* Start EXERCISE DATA *

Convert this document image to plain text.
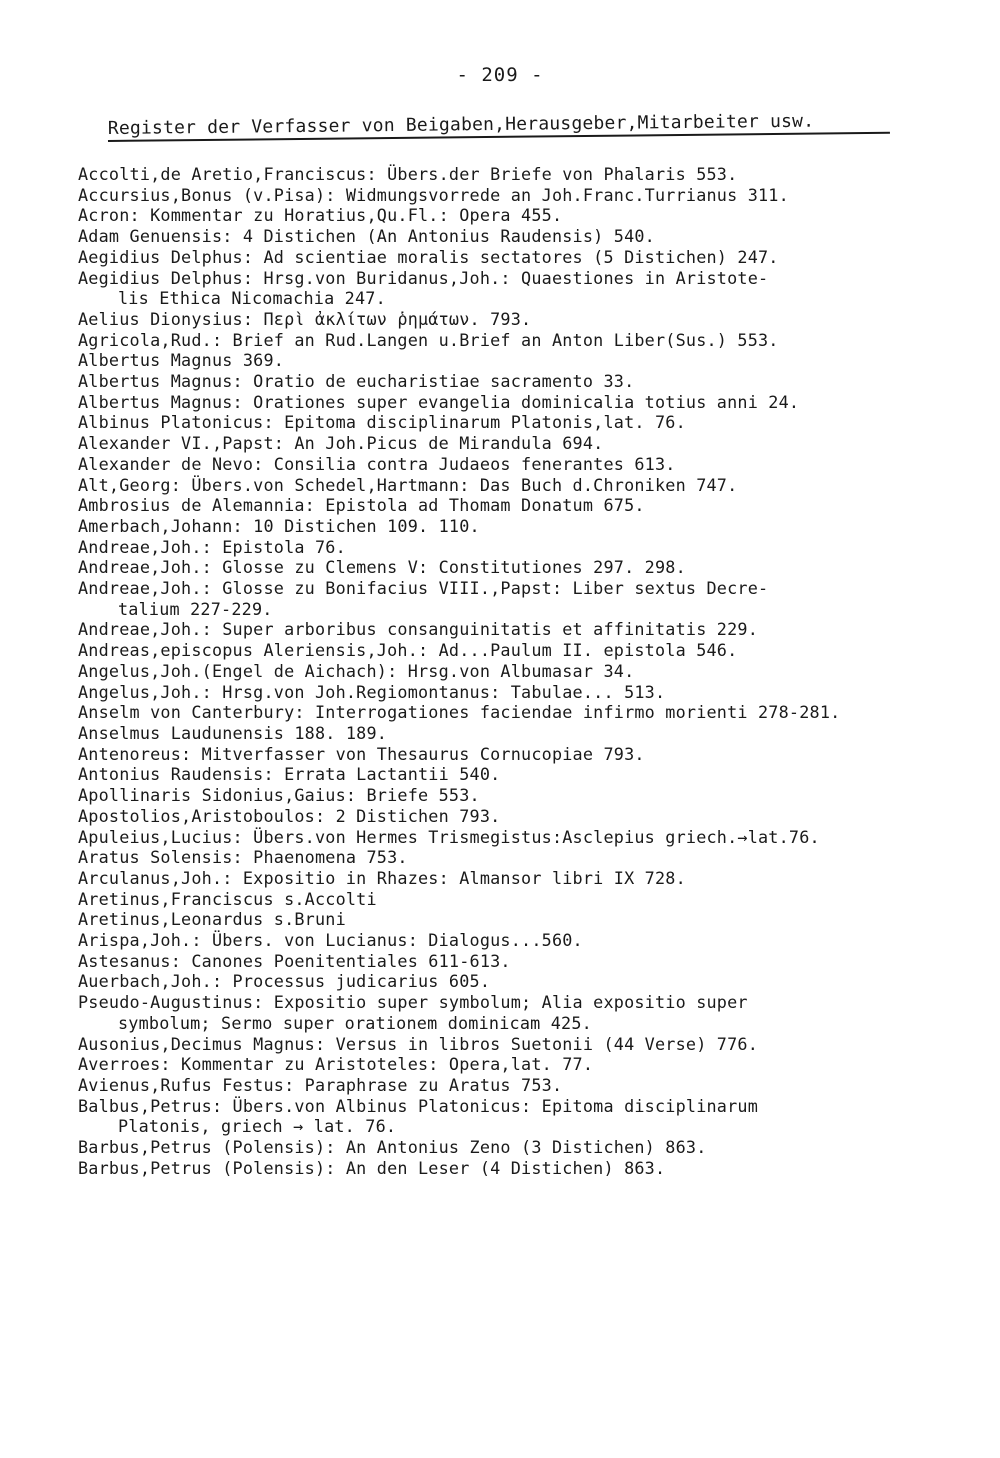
- 209 -
Register der Verfasser von Beigaben,Herausgeber,Mitarbeiter usw.
Accolti,de Aretio,Franciscus: Übers.der Briefe von Phalaris 553.
Accursius,Bonus (v.Pisa): Widmungsvorrede an Joh.Franc.Turrianus 311.
Acron: Kommentar zu Horatius,Qu.Fl.: Opera 455.
Adam Genuensis: 4 Distichen (An Antonius Raudensis) 540.
Aegidius Delphus: Ad scientiae moralis sectatores (5 Distichen) 247.
Aegidius Delphus: Hrsg.von Buridanus,Joh.: Quaestiones in Aristote-
lis Ethica Nicomachia 247.
Aelius Dionysius: Περὶ ἀκλίτων ῥημάτων. 793.
Agricola,Rud.: Brief an Rud.Langen u.Brief an Anton Liber(Sus.) 553.
Albertus Magnus 369.
Albertus Magnus: Oratio de eucharistiae sacramento 33.
Albertus Magnus: Orationes super evangelia dominicalia totius anni 24.
Albinus Platonicus: Epitoma disciplinarum Platonis,lat. 76.
Alexander VI.,Papst: An Joh.Picus de Mirandula 694.
Alexander de Nevo: Consilia contra Judaeos fenerantes 613.
Alt,Georg: Übers.von Schedel,Hartmann: Das Buch d.Chroniken 747.
Ambrosius de Alemannia: Epistola ad Thomam Donatum 675.
Amerbach,Johann: 10 Distichen 109. 110.
Andreae,Joh.: Epistola 76.
Andreae,Joh.: Glosse zu Clemens V: Constitutiones 297. 298.
Andreae,Joh.: Glosse zu Bonifacius VIII.,Papst: Liber sextus Decre-
talium 227-229.
Andreae,Joh.: Super arboribus consanguinitatis et affinitatis 229.
Andreas,episcopus Aleriensis,Joh.: Ad...Paulum II. epistola 546.
Angelus,Joh.(Engel de Aichach): Hrsg.von Albumasar 34.
Angelus,Joh.: Hrsg.von Joh.Regiomontanus: Tabulae... 513.
Anselm von Canterbury: Interrogationes faciendae infirmo morienti 278-281.
Anselmus Laudunensis 188. 189.
Antenoreus: Mitverfasser von Thesaurus Cornucopiae 793.
Antonius Raudensis: Errata Lactantii 540.
Apollinaris Sidonius,Gaius: Briefe 553.
Apostolios,Aristoboulos: 2 Distichen 793.
Apuleius,Lucius: Übers.von Hermes Trismegistus:Asclepius griech.→lat.76.
Aratus Solensis: Phaenomena 753.
Arculanus,Joh.: Expositio in Rhazes: Almansor libri IX 728.
Aretinus,Franciscus s.Accolti
Aretinus,Leonardus s.Bruni
Arispa,Joh.: Übers. von Lucianus: Dialogus...560.
Astesanus: Canones Poenitentiales 611-613.
Auerbach,Joh.: Processus judicarius 605.
Pseudo-Augustinus: Expositio super symbolum; Alia expositio super
symbolum; Sermo super orationem dominicam 425.
Ausonius,Decimus Magnus: Versus in libros Suetonii (44 Verse) 776.
Averroes: Kommentar zu Aristoteles: Opera,lat. 77.
Avienus,Rufus Festus: Paraphrase zu Aratus 753.
Balbus,Petrus: Übers.von Albinus Platonicus: Epitoma disciplinarum
Platonis, griech → lat. 76.
Barbus,Petrus (Polensis): An Antonius Zeno (3 Distichen) 863.
Barbus,Petrus (Polensis): An den Leser (4 Distichen) 863.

* End EXERCISE DATA *

→ **CHALLENGE**
Copy out each line of the listing that holds "Petrus".

→ **WRITTEN REPLY**
Balbus,Petrus: Übers.von Albinus Platonicus: Epitoma disciplinarum
Barbus,Petrus (Polensis): An Antonius Zeno (3 Distichen) 863.
Barbus,Petrus (Polensis): An den Leser (4 Distichen) 863.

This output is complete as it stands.